◆ STATED GOAL A ◆
Decide whether each statement below agrees with the passage on Smith's view of humanity: (i) Smith says the conclusion called the misanthropic principle holds that extraterrestrial intelligence is probably rarer than previously imagined; (ii) Smith says all of his colleagues accept his view; (iii) Smith presents Thomas Nagel as a quantum physicist. Answer yes or no for each, and quote the deciding words of the passage.

◆ QUOTED TEXT ◆

══════════

Of course, the rebuttal from an atheist here might be that with an infinite number of universes being possible, we just happened to have been situated on the one with the right conditions. Again, humanity being a product of a numbers game.

To this, Smith replies: "But modern philosophers such as Thomas Nagel and pioneering quantum physicists such as John Wheeler have argued instead that intelligent beings must somehow be the directed goal of such a curiously fine-tuned cosmos."

The Harvard lecturer then suggests that humanity may be even more rare than previously ascertained, or that we are possibly "alone;" this is what he calls the "second piece of new evidence that we are not ordinary."

"The bottom line for extraterrestrial intelligence is that it is probably rarer than previously imagined, a conclusion called the misanthropic principle, " says Smith. "For all intents and purposes, we could be alone in our cosmic neighborhood, and if we expand the volume of our search we will have to wait even longer to find out. Life might be common in the very distant universe — or it might not be — and we are unlikely to know. We are probably rare — and it seems likely we will be alone for eons.

"Some of my colleagues strongly reject this notion, " concedes Smith. "They would echo Hawking: 'I can’t believe the whole universe exists for our benefit.' Yes, we all have beliefs — but beliefs are not proof, " he argues.

Smith concludes that the evidence thus far is not on Hawking's side, but, rather, that Earth is special, and that we likely do serve some "cosmic role."

"Hawking’s belief presumes that we are nothing but ordinary, a 'chemical scum.' All the observations so far, however, are consistent with the idea that humanity is not mediocre at all and that we won’t know otherwise for a long time. It seems we might even serve some cosmic role, " asserts Smith.

══════════

Stored records:
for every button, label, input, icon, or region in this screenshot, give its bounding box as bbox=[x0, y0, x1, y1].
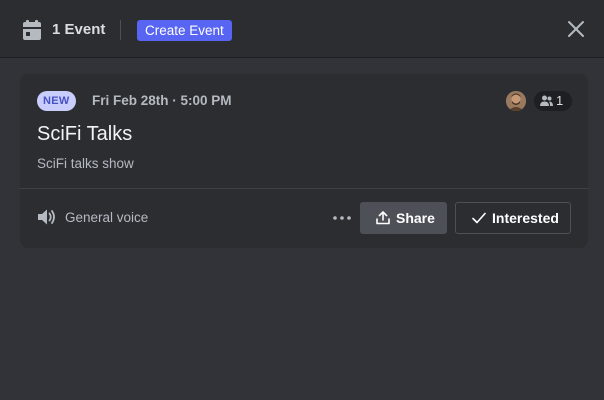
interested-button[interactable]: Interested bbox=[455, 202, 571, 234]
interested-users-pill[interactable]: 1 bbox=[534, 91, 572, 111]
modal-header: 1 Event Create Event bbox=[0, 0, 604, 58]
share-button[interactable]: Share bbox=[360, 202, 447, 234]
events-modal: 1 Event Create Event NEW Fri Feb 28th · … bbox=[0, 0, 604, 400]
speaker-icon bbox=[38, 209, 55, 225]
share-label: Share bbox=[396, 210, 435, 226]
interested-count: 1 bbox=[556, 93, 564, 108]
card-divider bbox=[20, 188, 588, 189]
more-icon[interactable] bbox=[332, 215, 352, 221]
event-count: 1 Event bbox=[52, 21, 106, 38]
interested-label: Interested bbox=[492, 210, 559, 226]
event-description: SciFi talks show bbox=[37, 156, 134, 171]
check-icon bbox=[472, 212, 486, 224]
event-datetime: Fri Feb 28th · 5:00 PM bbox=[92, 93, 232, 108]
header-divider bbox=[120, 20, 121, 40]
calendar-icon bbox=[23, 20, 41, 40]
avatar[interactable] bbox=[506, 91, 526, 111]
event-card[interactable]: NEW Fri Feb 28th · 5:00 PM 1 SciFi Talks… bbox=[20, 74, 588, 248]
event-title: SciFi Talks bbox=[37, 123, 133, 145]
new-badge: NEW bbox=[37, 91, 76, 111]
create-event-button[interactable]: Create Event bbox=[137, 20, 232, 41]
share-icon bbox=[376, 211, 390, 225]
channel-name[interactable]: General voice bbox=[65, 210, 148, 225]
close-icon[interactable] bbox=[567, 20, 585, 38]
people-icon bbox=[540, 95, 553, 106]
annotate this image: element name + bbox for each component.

══════════

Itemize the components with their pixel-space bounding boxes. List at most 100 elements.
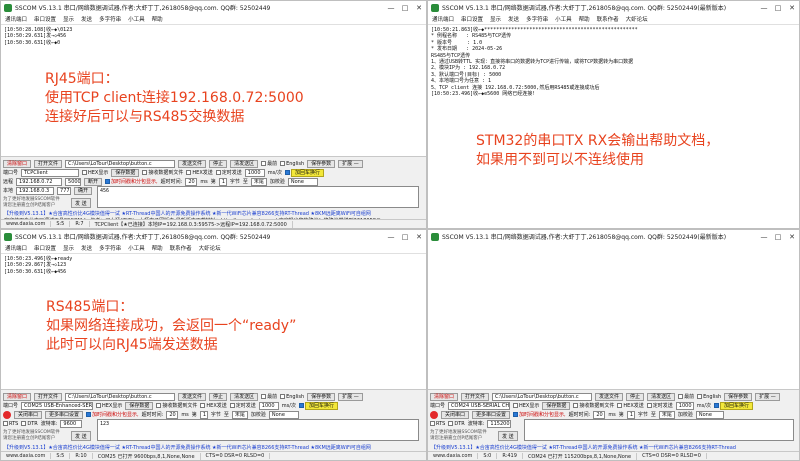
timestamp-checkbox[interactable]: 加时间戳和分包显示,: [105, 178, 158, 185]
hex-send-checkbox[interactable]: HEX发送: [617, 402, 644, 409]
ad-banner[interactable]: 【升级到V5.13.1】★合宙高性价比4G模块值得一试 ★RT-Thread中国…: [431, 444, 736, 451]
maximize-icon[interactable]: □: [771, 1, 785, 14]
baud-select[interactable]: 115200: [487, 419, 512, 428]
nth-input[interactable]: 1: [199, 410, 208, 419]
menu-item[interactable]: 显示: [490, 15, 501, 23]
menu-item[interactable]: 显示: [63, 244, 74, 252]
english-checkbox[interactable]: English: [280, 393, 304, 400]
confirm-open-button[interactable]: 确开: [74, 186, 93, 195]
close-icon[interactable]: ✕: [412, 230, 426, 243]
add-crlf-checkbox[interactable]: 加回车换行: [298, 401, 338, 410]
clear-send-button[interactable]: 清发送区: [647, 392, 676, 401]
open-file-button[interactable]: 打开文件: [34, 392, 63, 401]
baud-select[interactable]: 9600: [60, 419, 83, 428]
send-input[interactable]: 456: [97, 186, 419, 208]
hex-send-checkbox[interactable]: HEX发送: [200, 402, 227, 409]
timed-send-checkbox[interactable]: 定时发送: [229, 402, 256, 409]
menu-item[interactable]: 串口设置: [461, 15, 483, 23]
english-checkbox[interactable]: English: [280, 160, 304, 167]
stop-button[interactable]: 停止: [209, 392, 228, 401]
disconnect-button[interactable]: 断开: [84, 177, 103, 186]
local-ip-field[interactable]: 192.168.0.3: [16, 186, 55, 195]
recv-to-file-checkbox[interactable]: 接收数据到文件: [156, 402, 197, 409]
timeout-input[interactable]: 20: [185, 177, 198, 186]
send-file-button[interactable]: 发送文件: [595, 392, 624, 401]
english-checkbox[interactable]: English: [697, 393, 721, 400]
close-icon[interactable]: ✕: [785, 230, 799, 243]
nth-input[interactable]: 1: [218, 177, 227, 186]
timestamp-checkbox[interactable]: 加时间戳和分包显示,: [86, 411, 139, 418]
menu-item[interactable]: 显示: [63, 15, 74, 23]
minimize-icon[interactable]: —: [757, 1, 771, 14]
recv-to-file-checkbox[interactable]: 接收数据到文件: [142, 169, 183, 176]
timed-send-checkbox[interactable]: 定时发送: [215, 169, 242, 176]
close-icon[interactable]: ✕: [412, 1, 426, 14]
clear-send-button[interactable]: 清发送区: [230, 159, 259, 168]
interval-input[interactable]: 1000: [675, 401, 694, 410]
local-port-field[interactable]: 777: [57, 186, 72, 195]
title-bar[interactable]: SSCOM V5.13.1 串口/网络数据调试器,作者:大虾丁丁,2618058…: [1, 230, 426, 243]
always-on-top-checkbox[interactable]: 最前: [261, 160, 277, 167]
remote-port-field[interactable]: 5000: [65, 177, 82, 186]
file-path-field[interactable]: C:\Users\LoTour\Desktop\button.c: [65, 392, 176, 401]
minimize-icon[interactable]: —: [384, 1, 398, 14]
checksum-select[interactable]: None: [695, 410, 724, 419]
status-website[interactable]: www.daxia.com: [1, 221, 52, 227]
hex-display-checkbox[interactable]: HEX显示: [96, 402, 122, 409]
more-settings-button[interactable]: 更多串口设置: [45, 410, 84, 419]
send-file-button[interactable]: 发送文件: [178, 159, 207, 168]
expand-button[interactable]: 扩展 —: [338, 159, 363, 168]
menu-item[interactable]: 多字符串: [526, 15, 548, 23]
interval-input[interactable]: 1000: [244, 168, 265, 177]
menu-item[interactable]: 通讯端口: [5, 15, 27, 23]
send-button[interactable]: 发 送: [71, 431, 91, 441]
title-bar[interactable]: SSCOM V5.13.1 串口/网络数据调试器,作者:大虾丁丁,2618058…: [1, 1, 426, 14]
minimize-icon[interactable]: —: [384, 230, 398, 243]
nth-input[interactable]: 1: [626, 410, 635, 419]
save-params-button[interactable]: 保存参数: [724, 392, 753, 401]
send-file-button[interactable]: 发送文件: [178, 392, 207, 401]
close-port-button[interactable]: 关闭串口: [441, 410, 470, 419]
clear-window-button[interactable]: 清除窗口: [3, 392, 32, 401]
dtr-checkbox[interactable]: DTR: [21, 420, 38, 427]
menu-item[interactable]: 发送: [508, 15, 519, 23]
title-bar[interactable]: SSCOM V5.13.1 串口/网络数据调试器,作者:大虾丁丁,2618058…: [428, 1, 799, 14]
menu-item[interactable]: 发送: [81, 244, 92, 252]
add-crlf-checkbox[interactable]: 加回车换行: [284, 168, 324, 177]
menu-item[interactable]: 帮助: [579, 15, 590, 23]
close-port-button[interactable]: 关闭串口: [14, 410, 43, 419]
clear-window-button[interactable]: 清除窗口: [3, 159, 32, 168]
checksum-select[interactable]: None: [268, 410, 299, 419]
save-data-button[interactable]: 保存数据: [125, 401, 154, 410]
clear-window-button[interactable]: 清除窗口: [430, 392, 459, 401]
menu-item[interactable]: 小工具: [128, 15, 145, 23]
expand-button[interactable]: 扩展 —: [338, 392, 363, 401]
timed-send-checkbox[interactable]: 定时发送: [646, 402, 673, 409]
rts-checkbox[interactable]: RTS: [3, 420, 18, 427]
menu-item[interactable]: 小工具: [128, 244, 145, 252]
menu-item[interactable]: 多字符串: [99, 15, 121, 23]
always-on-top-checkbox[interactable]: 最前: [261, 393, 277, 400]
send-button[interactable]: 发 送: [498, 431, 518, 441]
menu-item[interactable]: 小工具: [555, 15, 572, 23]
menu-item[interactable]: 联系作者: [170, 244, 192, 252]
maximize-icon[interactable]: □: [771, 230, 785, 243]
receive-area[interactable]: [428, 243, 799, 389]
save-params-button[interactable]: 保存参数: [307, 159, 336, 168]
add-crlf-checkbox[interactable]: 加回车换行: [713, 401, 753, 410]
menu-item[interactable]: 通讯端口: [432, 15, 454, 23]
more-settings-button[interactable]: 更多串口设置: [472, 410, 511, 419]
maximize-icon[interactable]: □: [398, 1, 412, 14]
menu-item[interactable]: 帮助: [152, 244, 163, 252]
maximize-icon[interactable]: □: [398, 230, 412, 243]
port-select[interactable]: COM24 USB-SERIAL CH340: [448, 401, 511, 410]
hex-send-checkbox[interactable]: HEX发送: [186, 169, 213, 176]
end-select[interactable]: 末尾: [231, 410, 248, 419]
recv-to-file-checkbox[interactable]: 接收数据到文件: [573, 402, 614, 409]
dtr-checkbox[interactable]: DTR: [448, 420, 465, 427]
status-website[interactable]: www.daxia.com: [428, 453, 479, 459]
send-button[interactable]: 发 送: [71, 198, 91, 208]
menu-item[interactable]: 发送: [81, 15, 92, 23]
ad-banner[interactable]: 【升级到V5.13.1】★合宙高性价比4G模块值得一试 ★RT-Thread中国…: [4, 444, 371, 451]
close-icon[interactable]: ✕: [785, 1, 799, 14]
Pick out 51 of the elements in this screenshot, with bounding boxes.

══════════

◆ STATED GOAL B ◆
From the stored records, extract the lines from the line with "178, 158, 185]" up to and including the line with "maximize-icon[interactable]: □: [771, 1, 785, 14]", and repeat them character for character.

◆ CORRECT RESULT A ◆
(i) Yes: "The bottom line for extraterrestrial intelligence is that it is probably rarer than previously imagined, a conclusion called the misanthropic principle"
(ii) No: "Some of my colleagues strongly reject this notion"
(iii) No: "modern philosophers such as Thomas Nagel and pioneering quantum physicists such as John Wheeler"

◆ CORRECT RESULT B ◆
timestamp-checkbox[interactable]: 加时间戳和分包显示,: [105, 178, 158, 185]
hex-send-checkbox[interactable]: HEX发送: [617, 402, 644, 409]
ad-banner[interactable]: 【升级到V5.13.1】★合宙高性价比4G模块值得一试 ★RT-Thread中国…: [431, 444, 736, 451]
maximize-icon[interactable]: □: [771, 1, 785, 14]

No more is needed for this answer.